-- Start of TASK INPUTS --
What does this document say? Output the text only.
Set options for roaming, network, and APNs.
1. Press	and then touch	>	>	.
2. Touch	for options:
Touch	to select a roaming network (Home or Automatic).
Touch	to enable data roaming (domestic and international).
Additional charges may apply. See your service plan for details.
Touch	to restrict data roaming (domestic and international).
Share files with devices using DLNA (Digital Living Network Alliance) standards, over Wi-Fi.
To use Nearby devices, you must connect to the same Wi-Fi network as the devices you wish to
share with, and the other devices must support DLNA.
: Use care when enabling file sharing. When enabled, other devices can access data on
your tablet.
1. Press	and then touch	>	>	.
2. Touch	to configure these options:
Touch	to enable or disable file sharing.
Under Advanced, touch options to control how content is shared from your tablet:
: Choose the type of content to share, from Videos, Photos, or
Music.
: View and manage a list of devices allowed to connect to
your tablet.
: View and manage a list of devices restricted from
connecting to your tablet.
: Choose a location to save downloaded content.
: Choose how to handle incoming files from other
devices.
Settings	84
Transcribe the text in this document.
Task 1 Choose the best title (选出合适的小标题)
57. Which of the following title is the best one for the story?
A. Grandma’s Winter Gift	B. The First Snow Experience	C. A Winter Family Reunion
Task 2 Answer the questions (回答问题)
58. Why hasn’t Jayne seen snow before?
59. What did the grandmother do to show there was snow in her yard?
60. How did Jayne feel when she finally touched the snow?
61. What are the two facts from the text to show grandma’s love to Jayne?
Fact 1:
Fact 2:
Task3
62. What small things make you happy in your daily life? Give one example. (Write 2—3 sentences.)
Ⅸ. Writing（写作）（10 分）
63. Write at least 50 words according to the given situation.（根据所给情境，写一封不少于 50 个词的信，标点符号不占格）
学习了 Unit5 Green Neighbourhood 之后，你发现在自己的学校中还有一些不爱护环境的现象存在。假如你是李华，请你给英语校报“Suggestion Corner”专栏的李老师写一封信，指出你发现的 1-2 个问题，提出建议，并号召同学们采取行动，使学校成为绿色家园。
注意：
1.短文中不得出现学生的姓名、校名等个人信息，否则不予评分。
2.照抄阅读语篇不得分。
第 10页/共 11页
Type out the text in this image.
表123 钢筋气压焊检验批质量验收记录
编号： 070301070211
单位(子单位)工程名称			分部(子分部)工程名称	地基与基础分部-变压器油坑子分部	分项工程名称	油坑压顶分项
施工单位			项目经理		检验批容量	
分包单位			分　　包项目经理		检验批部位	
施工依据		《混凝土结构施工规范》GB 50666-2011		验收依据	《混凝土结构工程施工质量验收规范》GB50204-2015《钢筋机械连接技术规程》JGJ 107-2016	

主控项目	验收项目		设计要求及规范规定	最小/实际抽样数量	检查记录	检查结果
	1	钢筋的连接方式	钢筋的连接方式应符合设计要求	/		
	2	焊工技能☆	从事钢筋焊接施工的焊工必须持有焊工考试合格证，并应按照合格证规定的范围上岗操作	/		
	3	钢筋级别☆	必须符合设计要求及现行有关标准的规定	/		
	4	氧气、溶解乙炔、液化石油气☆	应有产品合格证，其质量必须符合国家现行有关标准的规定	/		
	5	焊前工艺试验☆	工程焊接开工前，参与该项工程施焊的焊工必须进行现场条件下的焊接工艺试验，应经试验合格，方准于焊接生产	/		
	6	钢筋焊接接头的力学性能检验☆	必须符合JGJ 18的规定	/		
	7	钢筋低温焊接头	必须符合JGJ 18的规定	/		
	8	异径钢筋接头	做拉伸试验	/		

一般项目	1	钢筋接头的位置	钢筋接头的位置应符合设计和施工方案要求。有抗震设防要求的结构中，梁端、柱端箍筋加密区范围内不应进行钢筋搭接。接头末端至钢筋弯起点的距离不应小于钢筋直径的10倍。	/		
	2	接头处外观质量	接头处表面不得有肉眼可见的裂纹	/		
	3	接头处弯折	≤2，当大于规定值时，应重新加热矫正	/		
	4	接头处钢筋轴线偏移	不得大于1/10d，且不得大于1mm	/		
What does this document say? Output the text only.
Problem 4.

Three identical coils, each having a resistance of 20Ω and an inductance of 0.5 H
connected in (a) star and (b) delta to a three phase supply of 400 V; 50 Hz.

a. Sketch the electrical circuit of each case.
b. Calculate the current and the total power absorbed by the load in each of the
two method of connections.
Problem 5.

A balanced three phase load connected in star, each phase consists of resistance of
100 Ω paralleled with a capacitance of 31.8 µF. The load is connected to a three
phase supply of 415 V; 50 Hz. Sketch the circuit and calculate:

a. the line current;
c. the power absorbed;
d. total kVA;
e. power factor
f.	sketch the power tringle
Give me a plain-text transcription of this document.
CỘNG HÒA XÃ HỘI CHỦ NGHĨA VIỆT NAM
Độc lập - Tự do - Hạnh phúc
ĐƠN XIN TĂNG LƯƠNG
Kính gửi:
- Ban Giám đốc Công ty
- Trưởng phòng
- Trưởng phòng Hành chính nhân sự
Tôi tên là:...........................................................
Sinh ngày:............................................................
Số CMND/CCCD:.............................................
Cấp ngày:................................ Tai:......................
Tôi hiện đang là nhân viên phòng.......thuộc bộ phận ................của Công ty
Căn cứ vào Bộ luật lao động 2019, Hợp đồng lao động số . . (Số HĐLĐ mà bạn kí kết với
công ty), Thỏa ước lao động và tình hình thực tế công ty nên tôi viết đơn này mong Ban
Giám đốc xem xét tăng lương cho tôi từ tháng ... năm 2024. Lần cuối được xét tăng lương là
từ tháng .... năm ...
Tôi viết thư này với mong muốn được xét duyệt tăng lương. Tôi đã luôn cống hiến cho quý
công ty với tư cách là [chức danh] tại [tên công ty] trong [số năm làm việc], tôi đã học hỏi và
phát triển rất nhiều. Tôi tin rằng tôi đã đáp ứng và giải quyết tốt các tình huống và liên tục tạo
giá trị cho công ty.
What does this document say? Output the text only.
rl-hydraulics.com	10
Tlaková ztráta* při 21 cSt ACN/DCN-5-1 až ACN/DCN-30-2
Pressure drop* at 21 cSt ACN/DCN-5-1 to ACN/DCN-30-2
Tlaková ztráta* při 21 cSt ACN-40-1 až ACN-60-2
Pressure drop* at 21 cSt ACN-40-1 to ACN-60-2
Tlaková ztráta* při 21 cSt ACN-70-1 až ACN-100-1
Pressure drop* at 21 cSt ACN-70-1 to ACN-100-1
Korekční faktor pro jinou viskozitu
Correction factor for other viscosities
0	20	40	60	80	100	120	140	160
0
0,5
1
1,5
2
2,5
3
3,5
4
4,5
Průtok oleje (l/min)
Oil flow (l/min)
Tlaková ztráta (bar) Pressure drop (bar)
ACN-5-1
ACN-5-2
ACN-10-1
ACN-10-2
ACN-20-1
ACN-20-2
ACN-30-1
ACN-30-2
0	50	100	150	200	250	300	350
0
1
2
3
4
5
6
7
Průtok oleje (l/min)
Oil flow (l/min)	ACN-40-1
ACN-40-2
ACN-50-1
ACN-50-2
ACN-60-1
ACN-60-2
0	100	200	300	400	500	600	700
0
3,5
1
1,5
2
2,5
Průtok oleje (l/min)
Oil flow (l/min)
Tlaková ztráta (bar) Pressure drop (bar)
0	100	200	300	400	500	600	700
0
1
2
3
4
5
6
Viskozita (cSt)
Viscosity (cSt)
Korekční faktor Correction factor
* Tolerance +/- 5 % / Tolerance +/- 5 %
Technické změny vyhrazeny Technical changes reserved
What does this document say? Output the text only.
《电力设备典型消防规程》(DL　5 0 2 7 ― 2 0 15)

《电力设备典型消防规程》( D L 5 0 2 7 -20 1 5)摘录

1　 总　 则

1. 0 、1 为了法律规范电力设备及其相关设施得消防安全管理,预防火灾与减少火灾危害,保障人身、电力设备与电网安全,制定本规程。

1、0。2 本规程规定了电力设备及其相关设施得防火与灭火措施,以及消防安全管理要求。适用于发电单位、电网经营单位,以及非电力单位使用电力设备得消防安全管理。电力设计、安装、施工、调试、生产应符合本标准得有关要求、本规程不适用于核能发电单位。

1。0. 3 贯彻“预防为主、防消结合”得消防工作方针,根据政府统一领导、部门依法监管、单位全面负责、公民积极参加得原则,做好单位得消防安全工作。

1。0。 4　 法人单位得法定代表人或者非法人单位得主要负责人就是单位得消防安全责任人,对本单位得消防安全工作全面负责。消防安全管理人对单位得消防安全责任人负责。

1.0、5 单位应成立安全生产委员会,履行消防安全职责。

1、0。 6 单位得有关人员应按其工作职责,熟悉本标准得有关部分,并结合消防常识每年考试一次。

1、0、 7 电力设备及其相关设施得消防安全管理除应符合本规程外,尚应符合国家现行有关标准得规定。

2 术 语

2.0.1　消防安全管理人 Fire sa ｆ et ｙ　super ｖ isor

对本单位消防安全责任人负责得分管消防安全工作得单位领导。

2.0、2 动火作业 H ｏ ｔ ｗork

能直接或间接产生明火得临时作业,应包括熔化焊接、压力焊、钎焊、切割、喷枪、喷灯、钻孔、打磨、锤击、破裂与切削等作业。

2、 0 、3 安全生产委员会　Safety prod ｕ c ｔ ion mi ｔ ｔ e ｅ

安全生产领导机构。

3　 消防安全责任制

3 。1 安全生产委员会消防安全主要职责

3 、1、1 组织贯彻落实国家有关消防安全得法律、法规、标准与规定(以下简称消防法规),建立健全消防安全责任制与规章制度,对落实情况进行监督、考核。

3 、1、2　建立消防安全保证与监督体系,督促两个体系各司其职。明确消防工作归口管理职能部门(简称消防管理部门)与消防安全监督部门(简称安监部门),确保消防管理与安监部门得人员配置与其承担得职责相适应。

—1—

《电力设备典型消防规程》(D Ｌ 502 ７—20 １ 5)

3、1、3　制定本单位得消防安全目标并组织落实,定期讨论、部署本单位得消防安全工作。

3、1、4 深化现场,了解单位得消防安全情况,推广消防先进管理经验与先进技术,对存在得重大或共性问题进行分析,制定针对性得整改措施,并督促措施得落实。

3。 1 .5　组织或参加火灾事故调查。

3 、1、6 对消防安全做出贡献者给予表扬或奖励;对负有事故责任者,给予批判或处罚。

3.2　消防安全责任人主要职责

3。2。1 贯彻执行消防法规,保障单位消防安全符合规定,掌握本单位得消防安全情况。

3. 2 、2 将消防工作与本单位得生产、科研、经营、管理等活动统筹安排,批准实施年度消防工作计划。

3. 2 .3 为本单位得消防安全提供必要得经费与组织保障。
-- End of TASK INPUTS --
**EXERCISE DIRECTIONS:** In the records above, find each line that holds the word "Giám"; copy all such lines.

**FINISHED ANSWER:**
- Ban Giám đốc Công ty
Giám đốc xem xét tăng lương cho tôi từ tháng ... năm 2024. Lần cuối được xét tăng lương là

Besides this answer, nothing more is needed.